> [Source extract]:
+ + + + +
Python Pytagcloud osx ValueError invalid literal for int() with base 10: '3)

always getting this error

  ValueError: invalid literal for int() with base 10: '3),'

reading from text file looks like that:

[('cloud', 3), 
('words', 2), 
('code', 1), 
('word', 1), 
('appear', 1)]

as you see I tried to replace some stuff with word.replace()

from pytagcloud import create_tag_image, make_tags
from pytagcloud.lang.counter import get_tag_counts


counts = []
with open("terms.txt") as FIN:
   for line in FIN:
  
       # Assume lines look like: word, number
       word,n = line.strip().split()
       word = word.replace(',', '')
       word = word.replace("'", "")
       word = word.replace("(", "")
       word = word.replace("[", "")
       word = word.replace(")", "")
       word = word.replace(" ", "")
       n = n.replace("'", "")
       n = n.replace(" ", "")

       counts.append([word,int(n.strip())])

       tags = make_tags(counts, maxsize=120)
create_tag_image(tags, 'cloud_large.png', size=(1200, 800), fontname='Crimson Text')

Solution

This happens because you're not replacing all non numeric characters from n. Now, the simplest solution (minimum changes) starting from your existing code, is to replace this line:

counts.append([word,int(n.strip())])

by:

counts.append([word, int(n.strip(",)]"))])
+ + + + +
> [Record extracts]:
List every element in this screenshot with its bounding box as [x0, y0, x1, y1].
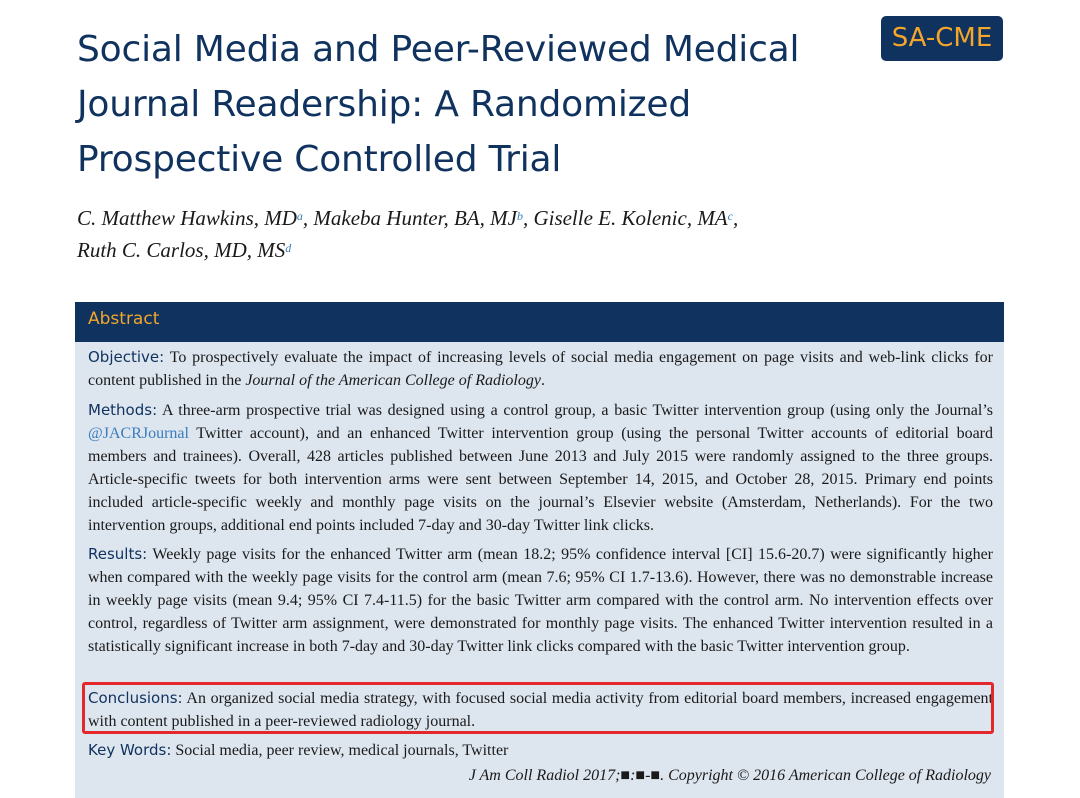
section-label: Objective:: [88, 348, 165, 366]
section-label: Methods:: [88, 401, 158, 419]
author-name: C. Matthew Hawkins, MD: [77, 206, 297, 230]
article-title: Social Media and Peer-Reviewed Medical Journal Readership: A Randomized Prospective Controlled Trial: [77, 29, 800, 180]
twitter-handle-link[interactable]: @JACRJournal: [88, 425, 189, 442]
conclusions-highlight-box: [82, 682, 994, 734]
author-separator: ,: [302, 206, 314, 230]
conclusions-text: An organized social media strategy, with focused social media activity from editorial board members, increased engagement with content published in a peer-reviewed radiology journal.: [88, 690, 993, 730]
methods-text-rest: Twitter account), and an enhanced Twitter intervention group (using the personal Twitter accounts of editorial board members and trainees). Overall, 428 articles published between June 2013 and July 2015 were randomly assigned to the three groups. Article-specific tweets for both intervention arms were sent between September 14, 2015, and October 28, 2015. Primary end points included article-specific weekly and monthly page visits on the journal’s Elsevier website (Amsterdam, Netherlands). For the two intervention groups, additional end points included 7-day and 30-day Twitter link clicks.: [88, 425, 993, 534]
results-text: Weekly page visits for the enhanced Twitter arm (mean 18.2; 95% confidence interval [CI] 15.6-20.7) were significantly higher when compared with the weekly page visits for the control arm (mean 7.6; 95% CI 1.7-13.6). However, there was no demonstrable increase in weekly page visits (mean 9.4; 95% CI 7.4-11.5) for the basic Twitter arm compared with the control arm. No intervention effects over control, regardless of Twitter arm assignment, were demonstrated for monthly page visits. The enhanced Twitter intervention resulted in a statistically significant increase in both 7-day and 30-day Twitter link clicks compared with the basic Twitter intervention group.: [88, 546, 993, 655]
abstract-results: [88, 543, 993, 658]
author-list: [77, 202, 877, 266]
abstract-header: [75, 302, 1004, 342]
methods-text: A three-arm prospective trial was designed using a control group, a basic Twitter intervention group (using only the Journal’s: [157, 402, 993, 419]
keywords-text: Social media, peer review, medical journals, Twitter: [171, 742, 509, 759]
sa-cme-badge: SA-CME: [881, 16, 1003, 61]
author-separator: ,: [522, 206, 534, 230]
affiliation-marker[interactable]: c: [727, 209, 733, 223]
journal-name: Journal of the American College of Radiology: [245, 372, 541, 389]
affiliation-marker[interactable]: b: [516, 209, 523, 223]
abstract-keywords: [88, 739, 993, 762]
affiliation-marker[interactable]: a: [296, 209, 303, 223]
section-label: Conclusions:: [88, 689, 183, 707]
author-name: Makeba Hunter, BA, MJ: [313, 206, 517, 230]
citation-line: J Am Coll Radiol 2017;■:■-■. Copyright © 2016 American College of Radiology: [468, 767, 991, 784]
affiliation-marker[interactable]: d: [285, 241, 292, 255]
abstract-heading: Abstract: [88, 309, 160, 329]
section-label: Key Words:: [88, 741, 172, 759]
objective-text-end: .: [540, 372, 545, 389]
author-separator: ,: [732, 206, 739, 230]
section-label: Results:: [88, 545, 148, 563]
author-name: Ruth C. Carlos, MD, MS: [77, 238, 286, 262]
author-name: Giselle E. Kolenic, MA: [533, 206, 728, 230]
abstract-methods: [88, 399, 993, 537]
abstract-objective: [88, 346, 993, 392]
objective-text: To prospectively evaluate the impact of increasing levels of social media engagement on page visits and web-link clicks for content published in the: [88, 349, 993, 389]
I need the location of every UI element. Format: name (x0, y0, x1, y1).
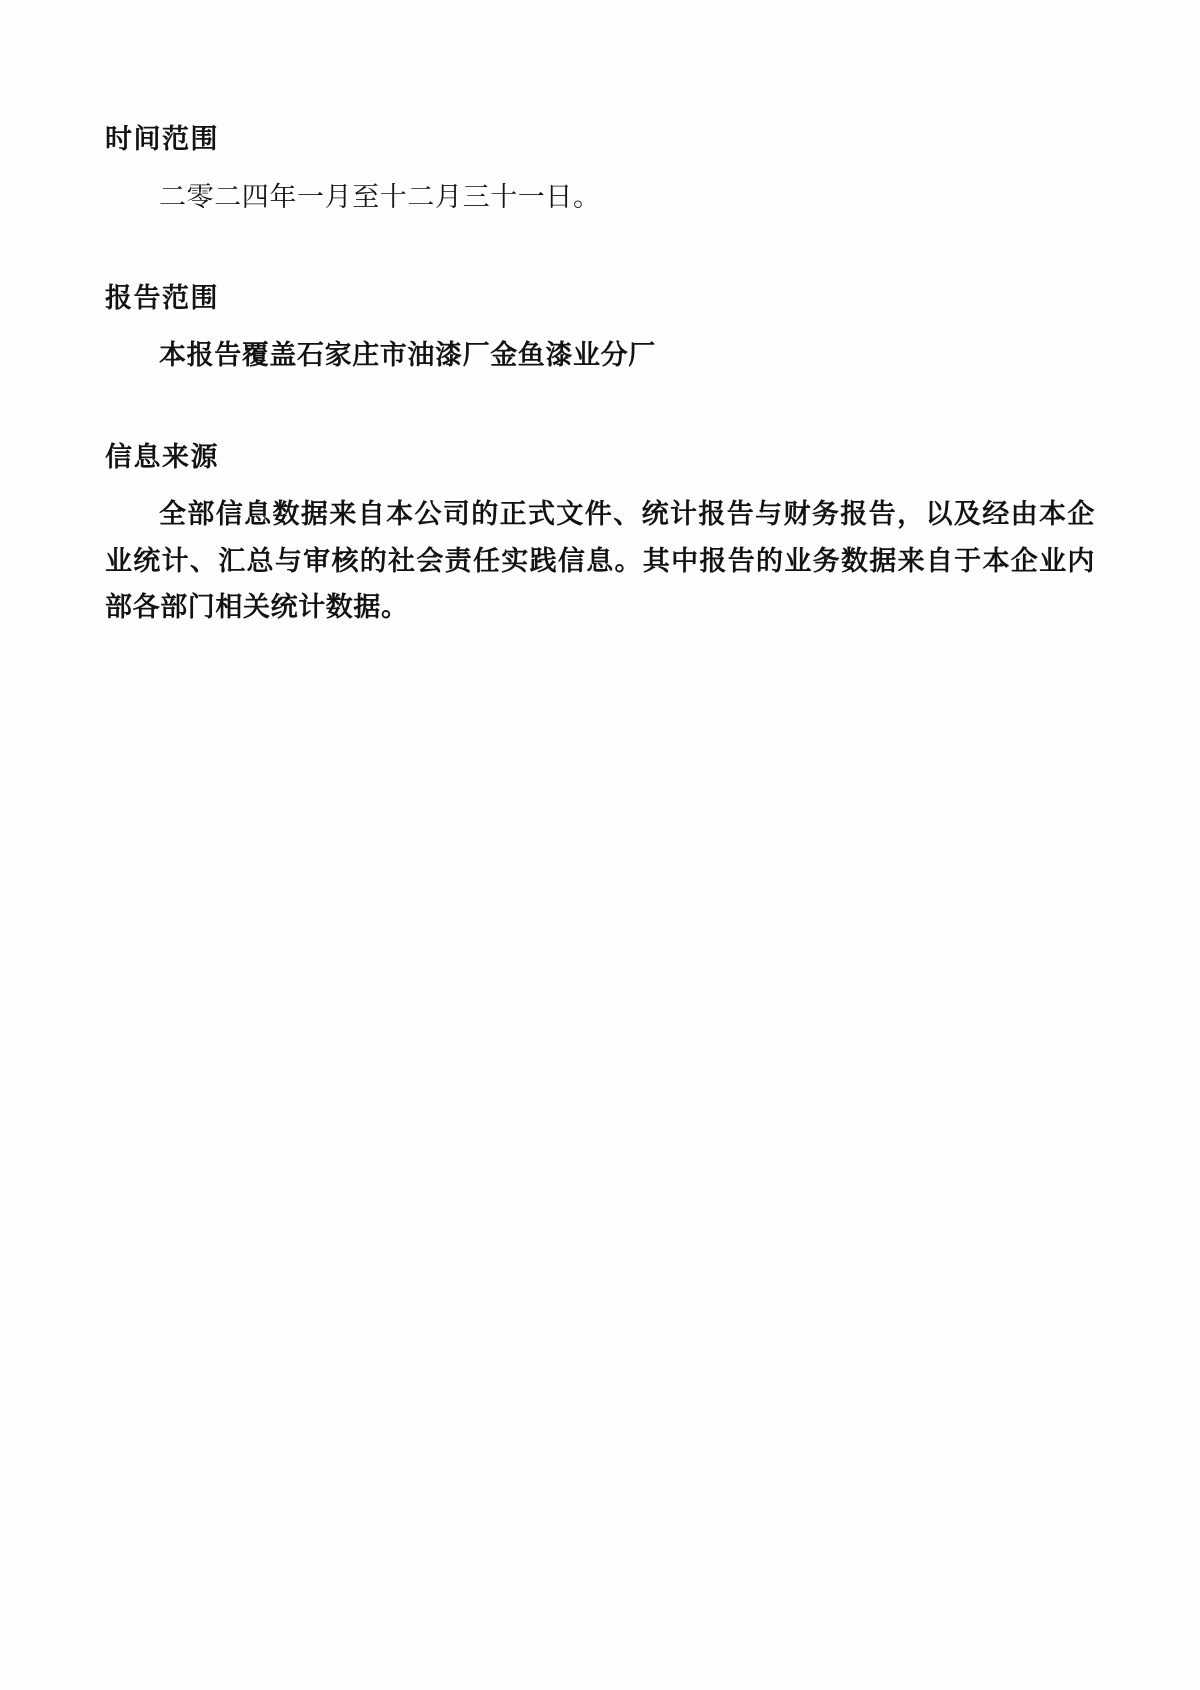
section-report-scope (105, 279, 1095, 380)
section-time-range (105, 120, 1095, 221)
section-heading-time-range: 时间范围 (105, 124, 219, 155)
section-heading-information-source: 信息来源 (105, 441, 219, 473)
section-body-time-range: 二零二四年一月至十二月三十一日。 (159, 181, 601, 213)
section-body-report-scope: 本报告覆盖石家庄市油漆厂金鱼漆业分厂 (159, 340, 656, 372)
section-information-source (105, 438, 1095, 632)
section-heading-report-scope: 报告范围 (105, 282, 219, 314)
section-body-information-source: 全部信息数据来自本公司的正式文件、统计报告与财务报告，以及经由本企业统计、汇总与审核的社会责任实践信息。其中报告的业务数据来自于本企业内部各部门相关统计数据。 (105, 499, 1095, 624)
+ + + + +
> [Exercise prompt]: Carry the Pytagcloud ValueError thread above forward from its final line.

> [Result below]:
Of course, the code can be improved/simplified, but more changes are needed. Here's an example (replace this chunk of code from the snippet you provided):

with open("terms.txt") as FIN:
    for line in FIN:

        # Assume lines look like: word, number
        word,n = line.strip().split()
        word = word.replace(',', '')
        word = word.replace("'", "")
        word = word.replace("(", "")
        word = word.replace("[", "")
        word = word.replace(")", "")
        word = word.replace(" ", "")
        n = n.replace("'", "")
        n = n.replace(" ", "")

        counts.append([word,int(n.strip())])

by:

with open("terms.txt") as FIN:
    for line in FIN:
        word, n = line.strip("[](), \r\n").split()
        counts.append([word.strip("',"), int(n.strip())])

There's a 3rd form but that uses eval (which is highly discouraged); this is how you could get your counts contents (note that here, it will be a list of tuples not a list of lists):

counts = []
with open("terms.txt") as FIN:
    counts = eval(FIN.read())